■ **AIM**
Determine how many lines in the data below contain "true" and write only that number.

■ **Figure dataset records**
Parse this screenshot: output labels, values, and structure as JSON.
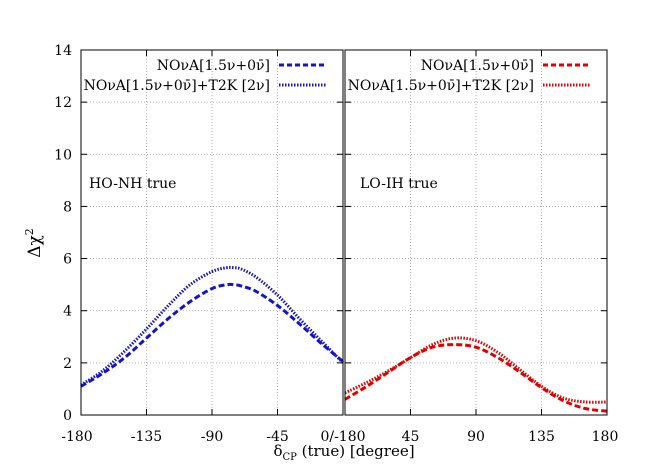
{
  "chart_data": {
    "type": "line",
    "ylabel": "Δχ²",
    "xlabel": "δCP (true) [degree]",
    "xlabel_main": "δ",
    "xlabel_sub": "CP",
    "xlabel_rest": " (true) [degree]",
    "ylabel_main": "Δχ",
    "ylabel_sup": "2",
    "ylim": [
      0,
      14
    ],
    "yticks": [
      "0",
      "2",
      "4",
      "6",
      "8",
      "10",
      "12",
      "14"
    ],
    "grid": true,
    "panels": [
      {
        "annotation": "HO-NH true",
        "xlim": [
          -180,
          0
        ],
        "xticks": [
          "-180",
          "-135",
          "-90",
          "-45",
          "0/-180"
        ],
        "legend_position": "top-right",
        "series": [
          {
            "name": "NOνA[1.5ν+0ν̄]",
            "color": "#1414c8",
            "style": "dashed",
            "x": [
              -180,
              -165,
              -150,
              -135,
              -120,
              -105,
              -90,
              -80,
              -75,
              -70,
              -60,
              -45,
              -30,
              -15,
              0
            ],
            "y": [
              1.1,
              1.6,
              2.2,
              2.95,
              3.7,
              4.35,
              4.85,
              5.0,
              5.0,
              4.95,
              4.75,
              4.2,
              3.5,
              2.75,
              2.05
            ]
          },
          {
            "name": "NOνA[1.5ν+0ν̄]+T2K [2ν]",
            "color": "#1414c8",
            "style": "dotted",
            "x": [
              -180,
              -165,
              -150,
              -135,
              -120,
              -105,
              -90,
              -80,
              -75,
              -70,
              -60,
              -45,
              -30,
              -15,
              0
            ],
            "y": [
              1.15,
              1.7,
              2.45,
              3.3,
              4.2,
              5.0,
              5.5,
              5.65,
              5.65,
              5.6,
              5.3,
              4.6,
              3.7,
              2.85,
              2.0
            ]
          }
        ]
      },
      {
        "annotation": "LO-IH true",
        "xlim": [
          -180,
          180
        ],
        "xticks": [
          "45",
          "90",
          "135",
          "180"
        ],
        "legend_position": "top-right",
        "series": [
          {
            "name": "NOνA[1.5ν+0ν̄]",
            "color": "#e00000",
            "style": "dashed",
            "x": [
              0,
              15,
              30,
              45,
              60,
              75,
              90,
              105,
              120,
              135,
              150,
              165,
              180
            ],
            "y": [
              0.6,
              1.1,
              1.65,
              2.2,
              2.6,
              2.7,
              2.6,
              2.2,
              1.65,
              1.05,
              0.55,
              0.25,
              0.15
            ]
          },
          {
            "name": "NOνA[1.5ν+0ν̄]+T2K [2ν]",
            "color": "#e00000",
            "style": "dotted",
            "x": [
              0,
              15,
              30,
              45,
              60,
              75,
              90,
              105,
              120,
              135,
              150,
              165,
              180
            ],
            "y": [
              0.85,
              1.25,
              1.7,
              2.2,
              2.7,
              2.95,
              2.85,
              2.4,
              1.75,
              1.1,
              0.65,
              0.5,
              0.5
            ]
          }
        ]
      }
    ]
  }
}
* * *
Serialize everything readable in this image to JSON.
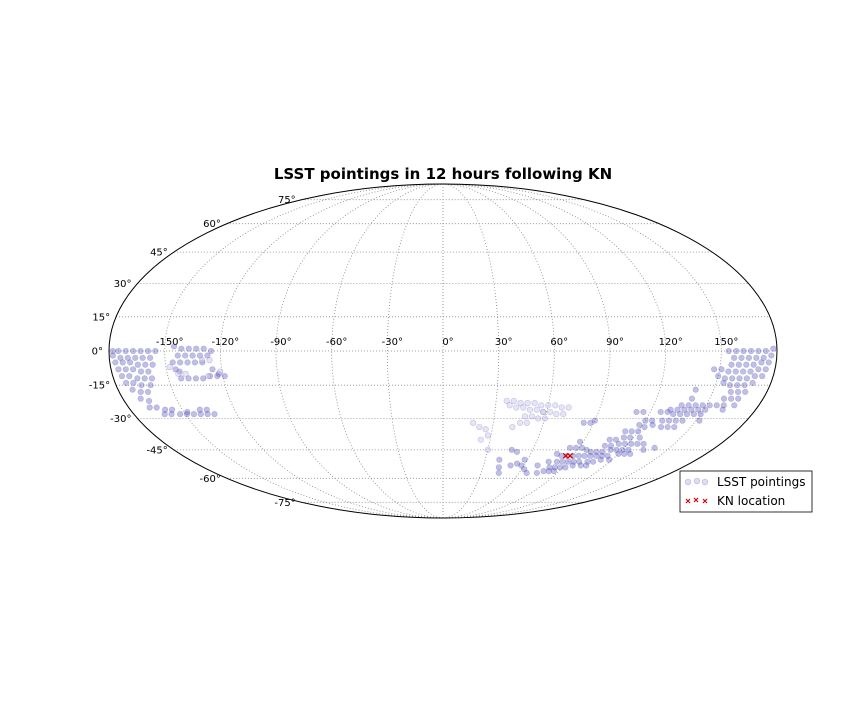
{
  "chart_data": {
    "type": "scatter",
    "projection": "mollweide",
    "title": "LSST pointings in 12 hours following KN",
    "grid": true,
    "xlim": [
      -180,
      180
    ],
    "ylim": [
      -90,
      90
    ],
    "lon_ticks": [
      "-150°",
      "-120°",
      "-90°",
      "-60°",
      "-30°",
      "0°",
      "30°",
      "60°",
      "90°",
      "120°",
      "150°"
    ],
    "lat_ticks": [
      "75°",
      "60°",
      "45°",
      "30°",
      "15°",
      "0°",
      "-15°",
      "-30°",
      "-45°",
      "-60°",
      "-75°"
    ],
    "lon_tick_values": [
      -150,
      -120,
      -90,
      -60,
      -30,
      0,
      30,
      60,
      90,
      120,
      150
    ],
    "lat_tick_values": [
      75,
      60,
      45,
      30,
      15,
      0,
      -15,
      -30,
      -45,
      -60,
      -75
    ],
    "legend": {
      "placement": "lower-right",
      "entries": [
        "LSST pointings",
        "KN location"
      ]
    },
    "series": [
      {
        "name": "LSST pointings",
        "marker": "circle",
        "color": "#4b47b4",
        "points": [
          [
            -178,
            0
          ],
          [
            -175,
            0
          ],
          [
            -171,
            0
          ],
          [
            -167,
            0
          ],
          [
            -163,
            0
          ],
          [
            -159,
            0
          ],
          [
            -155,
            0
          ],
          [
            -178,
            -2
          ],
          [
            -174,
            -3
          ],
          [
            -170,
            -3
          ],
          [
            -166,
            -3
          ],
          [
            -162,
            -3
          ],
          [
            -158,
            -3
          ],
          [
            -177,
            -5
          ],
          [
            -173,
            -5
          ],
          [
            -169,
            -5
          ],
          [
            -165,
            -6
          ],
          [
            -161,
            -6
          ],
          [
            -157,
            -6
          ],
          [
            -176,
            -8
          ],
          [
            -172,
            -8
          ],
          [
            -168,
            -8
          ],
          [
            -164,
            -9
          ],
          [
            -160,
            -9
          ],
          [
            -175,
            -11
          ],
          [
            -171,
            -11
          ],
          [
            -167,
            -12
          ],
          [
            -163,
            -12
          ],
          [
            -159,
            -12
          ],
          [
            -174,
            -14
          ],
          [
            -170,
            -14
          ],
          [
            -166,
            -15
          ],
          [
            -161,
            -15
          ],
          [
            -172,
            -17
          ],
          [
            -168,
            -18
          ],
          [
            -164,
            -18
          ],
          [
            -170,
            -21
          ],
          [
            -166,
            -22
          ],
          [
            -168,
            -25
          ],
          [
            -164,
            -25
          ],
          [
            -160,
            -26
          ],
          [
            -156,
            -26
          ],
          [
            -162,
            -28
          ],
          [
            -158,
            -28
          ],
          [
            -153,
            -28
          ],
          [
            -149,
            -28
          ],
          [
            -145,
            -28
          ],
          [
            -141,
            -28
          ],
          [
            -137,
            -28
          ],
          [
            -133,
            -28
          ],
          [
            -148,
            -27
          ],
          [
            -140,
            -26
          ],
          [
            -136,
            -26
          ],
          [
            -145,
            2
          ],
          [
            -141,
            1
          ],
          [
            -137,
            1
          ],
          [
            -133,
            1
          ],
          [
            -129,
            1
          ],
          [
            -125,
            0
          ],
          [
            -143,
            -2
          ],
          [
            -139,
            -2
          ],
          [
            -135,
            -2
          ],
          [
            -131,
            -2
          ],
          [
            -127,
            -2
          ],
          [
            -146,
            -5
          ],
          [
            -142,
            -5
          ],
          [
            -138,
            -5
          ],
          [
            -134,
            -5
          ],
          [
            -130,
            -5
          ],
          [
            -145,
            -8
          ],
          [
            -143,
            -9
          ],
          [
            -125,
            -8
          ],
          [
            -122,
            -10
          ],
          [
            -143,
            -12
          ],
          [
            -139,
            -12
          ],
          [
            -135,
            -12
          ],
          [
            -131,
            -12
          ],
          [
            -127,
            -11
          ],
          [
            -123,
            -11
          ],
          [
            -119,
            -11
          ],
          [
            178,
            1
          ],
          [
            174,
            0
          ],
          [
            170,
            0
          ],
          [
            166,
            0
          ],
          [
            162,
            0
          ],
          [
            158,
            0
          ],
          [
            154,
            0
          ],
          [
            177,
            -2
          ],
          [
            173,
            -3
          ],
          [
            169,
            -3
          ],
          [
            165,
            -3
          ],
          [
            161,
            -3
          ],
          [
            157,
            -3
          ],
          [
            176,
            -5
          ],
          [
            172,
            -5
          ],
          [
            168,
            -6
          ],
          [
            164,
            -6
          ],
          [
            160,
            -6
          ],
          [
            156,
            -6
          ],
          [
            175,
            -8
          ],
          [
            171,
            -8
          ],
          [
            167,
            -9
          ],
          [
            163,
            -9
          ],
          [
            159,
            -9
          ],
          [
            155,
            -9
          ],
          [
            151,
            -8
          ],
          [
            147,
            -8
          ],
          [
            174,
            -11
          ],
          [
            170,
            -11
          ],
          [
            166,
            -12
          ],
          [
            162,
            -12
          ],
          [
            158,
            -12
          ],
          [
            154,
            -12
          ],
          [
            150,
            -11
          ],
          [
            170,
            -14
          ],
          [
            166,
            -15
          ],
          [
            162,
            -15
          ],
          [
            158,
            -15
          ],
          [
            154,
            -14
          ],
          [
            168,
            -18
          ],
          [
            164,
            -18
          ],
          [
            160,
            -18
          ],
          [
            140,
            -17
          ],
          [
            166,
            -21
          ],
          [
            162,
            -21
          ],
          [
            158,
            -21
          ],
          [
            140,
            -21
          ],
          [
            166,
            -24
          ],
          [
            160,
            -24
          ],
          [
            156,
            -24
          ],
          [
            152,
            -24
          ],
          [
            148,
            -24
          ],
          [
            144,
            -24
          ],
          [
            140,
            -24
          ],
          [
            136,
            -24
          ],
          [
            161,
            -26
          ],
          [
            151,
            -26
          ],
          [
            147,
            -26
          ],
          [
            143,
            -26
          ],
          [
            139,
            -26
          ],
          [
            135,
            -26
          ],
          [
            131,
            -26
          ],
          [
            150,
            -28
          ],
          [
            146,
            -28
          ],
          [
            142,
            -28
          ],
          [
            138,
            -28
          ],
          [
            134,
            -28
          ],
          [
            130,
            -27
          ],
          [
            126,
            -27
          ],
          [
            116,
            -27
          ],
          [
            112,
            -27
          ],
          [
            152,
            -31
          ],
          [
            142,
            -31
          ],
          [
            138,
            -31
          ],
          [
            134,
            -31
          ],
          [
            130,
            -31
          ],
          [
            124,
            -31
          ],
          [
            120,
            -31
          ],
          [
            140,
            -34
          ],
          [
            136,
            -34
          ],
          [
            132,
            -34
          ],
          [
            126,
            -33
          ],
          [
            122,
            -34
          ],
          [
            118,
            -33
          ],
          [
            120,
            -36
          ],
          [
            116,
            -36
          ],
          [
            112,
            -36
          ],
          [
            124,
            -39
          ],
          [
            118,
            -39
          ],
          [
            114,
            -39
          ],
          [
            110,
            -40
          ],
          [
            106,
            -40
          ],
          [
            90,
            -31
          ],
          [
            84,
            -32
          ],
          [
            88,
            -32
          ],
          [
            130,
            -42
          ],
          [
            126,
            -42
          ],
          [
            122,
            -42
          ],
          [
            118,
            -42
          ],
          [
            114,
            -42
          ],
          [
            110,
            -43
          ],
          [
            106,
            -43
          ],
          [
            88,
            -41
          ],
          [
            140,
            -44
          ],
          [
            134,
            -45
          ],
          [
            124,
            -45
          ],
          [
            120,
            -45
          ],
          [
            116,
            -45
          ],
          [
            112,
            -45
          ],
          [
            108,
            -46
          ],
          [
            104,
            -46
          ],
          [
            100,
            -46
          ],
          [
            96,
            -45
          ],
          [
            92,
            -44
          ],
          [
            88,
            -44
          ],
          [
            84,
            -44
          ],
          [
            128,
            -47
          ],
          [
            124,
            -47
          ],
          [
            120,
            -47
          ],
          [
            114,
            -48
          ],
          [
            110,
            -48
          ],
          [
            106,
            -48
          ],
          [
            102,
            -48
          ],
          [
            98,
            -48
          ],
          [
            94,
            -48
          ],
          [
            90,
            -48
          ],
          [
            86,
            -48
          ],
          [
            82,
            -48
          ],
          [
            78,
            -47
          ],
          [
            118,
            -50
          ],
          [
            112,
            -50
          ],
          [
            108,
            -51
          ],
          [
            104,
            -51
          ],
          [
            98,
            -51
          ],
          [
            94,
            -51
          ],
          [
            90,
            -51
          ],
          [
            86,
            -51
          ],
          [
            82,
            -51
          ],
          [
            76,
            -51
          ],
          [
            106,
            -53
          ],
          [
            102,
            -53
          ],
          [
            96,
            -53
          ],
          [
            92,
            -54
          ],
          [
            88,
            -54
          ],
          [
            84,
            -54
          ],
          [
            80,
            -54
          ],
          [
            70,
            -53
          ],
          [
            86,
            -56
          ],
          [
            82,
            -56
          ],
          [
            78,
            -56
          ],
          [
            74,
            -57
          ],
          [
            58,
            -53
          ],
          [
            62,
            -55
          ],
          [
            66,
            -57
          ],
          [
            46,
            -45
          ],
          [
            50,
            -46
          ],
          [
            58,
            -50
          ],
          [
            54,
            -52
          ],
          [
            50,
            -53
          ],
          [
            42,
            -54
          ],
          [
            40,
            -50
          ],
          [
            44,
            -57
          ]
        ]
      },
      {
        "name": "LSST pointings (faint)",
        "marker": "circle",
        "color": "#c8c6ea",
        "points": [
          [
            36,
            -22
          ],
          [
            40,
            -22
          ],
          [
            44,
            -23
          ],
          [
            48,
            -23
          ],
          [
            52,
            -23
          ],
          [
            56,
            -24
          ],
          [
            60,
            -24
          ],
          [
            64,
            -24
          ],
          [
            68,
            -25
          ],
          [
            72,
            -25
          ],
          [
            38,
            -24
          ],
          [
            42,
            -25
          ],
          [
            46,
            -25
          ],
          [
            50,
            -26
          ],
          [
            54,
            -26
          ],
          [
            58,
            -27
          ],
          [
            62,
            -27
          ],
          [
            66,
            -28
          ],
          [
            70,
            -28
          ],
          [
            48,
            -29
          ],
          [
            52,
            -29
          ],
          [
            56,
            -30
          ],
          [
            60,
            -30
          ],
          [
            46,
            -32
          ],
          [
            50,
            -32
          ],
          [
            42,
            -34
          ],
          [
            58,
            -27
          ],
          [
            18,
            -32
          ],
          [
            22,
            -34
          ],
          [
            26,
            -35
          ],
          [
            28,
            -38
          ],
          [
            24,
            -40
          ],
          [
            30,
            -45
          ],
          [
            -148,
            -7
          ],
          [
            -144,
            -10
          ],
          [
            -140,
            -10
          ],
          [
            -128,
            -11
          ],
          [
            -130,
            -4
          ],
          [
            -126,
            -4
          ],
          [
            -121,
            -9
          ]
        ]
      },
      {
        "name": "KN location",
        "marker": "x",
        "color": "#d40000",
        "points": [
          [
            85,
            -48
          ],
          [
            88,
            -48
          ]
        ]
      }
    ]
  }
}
==
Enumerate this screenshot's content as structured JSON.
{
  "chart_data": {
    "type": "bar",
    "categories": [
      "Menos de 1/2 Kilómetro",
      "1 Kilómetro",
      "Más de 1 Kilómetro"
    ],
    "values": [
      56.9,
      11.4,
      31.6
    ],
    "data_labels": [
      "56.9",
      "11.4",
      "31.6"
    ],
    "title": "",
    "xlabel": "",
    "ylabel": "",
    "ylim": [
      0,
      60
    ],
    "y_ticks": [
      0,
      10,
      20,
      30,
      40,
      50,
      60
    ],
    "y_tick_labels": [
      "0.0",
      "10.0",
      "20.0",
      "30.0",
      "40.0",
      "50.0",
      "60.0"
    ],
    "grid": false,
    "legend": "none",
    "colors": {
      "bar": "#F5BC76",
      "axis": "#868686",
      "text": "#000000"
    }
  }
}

■ **COMPLETED EXERCISE**
6